- TASK DESCRIPTION: Each line that holds the word "data" counts once; give the total for the records below and nothing else.

- ENTRIES:
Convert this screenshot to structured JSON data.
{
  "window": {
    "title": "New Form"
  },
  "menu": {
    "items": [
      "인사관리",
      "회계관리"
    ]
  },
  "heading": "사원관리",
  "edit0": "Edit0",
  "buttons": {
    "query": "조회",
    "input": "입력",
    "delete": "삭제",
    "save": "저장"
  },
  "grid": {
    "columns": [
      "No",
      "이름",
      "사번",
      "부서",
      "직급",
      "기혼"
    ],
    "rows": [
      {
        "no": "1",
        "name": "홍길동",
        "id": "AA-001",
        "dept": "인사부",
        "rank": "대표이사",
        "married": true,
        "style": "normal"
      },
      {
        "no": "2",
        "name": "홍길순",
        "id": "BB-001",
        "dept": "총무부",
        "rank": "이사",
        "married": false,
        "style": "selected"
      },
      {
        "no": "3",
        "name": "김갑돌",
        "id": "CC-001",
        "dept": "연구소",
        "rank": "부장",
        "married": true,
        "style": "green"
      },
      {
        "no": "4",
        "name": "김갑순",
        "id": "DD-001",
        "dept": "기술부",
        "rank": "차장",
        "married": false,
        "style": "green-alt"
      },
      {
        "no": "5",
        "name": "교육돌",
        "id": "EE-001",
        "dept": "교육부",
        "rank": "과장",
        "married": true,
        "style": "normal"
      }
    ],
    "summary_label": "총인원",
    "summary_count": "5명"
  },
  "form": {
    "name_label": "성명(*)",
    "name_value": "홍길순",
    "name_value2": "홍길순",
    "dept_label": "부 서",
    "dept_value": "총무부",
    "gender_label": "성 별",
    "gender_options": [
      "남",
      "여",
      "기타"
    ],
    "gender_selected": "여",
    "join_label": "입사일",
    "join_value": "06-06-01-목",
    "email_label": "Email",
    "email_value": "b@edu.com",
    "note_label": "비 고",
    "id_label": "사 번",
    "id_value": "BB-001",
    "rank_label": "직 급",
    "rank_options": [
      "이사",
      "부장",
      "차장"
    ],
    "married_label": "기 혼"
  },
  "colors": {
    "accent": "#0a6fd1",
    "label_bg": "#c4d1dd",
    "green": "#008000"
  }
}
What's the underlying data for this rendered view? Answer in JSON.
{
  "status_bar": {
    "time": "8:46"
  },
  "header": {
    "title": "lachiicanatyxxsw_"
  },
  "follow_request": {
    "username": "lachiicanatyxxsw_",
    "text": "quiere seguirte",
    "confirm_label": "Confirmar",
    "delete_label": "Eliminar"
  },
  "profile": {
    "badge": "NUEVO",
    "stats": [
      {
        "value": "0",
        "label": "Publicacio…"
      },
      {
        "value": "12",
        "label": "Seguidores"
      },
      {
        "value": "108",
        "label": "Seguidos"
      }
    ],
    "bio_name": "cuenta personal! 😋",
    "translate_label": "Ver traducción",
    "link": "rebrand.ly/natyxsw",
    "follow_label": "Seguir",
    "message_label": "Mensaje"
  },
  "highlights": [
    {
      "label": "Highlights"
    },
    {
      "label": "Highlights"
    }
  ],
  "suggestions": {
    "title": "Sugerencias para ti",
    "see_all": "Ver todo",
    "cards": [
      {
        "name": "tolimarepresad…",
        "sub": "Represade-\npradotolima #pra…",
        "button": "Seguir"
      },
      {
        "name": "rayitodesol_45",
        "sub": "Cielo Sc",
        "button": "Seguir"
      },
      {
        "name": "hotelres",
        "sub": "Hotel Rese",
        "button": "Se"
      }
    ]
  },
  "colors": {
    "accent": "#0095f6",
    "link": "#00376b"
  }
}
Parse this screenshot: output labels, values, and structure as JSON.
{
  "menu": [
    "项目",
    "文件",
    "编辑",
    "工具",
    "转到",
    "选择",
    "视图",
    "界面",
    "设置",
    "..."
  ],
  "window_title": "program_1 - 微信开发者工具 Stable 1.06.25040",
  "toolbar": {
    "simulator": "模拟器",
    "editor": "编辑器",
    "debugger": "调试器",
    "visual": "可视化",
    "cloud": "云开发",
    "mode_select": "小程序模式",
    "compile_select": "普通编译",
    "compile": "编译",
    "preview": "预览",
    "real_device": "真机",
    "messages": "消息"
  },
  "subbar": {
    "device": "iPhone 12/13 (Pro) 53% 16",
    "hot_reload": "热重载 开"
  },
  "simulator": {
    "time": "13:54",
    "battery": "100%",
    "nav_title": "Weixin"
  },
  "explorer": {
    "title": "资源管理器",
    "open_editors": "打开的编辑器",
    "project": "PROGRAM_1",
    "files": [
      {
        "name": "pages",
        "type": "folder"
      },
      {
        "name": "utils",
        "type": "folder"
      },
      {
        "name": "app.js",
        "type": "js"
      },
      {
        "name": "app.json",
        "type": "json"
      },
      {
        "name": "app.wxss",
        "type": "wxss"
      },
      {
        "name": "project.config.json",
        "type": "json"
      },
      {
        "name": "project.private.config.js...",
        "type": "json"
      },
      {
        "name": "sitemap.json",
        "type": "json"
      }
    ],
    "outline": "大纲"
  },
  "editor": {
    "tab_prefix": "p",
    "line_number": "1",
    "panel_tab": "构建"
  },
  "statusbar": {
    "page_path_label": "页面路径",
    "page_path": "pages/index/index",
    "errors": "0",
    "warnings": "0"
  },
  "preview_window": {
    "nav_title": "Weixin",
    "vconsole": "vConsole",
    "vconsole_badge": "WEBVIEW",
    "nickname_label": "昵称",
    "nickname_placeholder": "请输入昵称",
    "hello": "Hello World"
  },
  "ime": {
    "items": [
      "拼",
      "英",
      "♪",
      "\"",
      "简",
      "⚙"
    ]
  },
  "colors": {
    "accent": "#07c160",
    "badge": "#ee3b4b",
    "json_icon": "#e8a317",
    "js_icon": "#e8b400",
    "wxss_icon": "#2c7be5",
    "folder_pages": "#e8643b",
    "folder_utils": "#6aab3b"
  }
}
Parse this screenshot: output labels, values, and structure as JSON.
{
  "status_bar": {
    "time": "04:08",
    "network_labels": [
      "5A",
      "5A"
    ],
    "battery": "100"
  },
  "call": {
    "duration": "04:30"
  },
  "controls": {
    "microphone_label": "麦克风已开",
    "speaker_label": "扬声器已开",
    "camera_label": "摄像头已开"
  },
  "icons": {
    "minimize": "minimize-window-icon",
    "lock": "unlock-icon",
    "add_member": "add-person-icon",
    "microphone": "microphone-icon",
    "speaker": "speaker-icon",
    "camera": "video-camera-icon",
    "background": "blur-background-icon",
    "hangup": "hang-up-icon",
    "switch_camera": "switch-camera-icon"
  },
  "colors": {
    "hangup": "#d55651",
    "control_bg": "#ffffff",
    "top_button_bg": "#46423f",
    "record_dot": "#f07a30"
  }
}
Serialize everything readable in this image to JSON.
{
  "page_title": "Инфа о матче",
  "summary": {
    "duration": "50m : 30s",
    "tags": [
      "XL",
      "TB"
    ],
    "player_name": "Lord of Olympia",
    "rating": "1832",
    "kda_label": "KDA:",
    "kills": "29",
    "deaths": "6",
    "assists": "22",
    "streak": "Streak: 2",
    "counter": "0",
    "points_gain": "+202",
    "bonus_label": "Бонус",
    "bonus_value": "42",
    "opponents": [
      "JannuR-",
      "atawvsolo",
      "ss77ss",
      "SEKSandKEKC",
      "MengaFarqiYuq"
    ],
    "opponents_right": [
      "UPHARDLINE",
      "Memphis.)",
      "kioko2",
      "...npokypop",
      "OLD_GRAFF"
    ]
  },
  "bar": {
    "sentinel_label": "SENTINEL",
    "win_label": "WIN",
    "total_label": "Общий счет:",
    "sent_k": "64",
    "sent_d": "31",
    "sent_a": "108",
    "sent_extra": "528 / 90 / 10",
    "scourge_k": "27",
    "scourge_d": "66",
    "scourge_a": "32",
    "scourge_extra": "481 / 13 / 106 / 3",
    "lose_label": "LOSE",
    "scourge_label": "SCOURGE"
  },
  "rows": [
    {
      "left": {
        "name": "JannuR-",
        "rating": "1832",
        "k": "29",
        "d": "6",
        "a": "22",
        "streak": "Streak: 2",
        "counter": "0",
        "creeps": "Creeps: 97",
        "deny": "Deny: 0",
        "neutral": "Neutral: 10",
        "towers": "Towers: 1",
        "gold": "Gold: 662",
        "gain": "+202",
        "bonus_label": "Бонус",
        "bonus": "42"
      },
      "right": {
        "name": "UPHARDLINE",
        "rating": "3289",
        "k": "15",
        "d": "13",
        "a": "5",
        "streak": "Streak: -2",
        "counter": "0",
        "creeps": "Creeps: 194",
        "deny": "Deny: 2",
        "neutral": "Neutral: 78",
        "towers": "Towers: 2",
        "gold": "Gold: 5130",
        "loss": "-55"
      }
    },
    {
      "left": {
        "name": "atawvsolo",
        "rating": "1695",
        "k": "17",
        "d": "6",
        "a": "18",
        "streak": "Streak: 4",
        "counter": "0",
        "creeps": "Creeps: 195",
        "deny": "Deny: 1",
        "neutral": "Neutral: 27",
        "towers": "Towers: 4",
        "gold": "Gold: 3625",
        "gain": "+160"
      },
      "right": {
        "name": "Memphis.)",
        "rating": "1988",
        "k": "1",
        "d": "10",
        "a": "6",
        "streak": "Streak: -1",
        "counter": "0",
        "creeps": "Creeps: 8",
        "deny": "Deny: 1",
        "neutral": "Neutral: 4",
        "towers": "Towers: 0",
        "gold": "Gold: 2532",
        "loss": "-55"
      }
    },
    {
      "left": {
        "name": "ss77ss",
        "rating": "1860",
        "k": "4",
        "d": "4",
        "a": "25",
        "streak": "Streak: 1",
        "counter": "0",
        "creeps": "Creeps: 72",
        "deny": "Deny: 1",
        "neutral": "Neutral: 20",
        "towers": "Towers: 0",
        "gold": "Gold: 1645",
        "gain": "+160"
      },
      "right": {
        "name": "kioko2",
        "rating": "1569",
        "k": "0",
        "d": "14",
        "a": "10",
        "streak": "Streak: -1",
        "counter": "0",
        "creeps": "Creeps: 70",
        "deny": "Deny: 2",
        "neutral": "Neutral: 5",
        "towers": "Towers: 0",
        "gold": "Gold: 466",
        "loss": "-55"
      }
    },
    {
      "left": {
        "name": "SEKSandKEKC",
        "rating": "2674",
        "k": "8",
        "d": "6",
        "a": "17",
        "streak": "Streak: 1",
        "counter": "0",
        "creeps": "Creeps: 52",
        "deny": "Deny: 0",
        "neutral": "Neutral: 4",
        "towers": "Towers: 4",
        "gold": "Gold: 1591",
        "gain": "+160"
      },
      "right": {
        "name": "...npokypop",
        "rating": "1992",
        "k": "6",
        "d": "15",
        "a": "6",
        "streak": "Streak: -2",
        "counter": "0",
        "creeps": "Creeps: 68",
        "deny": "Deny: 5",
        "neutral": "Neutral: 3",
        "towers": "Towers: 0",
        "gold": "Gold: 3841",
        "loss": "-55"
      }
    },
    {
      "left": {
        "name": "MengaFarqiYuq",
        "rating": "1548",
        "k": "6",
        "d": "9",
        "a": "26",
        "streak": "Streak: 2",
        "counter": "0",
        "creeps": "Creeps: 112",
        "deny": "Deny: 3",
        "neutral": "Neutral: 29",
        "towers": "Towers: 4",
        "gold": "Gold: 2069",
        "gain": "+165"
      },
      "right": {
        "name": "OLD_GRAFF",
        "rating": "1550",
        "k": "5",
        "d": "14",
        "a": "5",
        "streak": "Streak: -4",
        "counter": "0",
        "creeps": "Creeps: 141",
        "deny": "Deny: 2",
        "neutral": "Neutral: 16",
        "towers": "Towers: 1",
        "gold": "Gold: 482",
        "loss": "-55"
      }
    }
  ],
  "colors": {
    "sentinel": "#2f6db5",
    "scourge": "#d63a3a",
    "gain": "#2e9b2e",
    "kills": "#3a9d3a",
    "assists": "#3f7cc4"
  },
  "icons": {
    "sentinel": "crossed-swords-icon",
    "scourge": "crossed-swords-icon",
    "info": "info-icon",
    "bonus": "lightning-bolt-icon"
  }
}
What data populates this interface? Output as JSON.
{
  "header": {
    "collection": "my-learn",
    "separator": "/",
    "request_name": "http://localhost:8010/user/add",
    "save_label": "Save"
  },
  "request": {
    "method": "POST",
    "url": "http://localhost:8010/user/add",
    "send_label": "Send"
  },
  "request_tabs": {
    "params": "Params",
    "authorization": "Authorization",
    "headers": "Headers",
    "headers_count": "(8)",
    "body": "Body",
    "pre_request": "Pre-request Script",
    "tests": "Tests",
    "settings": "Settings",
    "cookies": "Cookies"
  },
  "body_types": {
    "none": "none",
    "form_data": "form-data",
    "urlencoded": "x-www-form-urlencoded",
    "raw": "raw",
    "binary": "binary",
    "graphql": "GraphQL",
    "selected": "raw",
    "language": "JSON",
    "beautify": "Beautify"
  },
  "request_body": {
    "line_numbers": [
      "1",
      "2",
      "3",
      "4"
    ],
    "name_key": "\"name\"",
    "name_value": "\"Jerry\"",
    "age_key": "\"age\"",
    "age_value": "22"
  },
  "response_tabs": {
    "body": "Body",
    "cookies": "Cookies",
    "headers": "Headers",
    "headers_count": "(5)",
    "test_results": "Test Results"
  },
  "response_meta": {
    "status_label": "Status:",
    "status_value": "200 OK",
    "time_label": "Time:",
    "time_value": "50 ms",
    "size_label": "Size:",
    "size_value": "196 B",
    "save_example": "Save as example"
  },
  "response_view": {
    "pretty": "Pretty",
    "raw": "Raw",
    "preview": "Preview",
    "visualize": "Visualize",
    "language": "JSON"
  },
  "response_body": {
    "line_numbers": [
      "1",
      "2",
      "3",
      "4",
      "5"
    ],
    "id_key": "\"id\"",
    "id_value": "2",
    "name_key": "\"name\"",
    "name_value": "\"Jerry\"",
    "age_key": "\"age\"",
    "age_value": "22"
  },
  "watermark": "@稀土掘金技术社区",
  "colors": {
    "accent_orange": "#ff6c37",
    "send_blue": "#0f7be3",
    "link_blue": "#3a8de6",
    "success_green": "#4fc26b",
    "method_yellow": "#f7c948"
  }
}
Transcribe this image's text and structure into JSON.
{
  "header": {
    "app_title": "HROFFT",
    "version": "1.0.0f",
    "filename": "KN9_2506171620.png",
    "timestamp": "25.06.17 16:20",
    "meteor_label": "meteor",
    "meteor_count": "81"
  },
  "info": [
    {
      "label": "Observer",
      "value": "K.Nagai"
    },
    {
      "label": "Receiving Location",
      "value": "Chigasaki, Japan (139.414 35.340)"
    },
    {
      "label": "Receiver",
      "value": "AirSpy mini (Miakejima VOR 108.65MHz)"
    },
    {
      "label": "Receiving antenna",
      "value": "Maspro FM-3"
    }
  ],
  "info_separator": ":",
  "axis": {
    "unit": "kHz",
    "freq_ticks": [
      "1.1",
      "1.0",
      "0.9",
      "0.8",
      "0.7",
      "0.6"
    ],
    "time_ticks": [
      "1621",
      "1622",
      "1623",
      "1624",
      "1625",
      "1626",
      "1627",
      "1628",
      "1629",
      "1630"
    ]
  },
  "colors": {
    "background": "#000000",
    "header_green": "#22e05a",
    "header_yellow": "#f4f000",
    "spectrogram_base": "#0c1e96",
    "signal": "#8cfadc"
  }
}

- COMPLETE RESPONSE: 4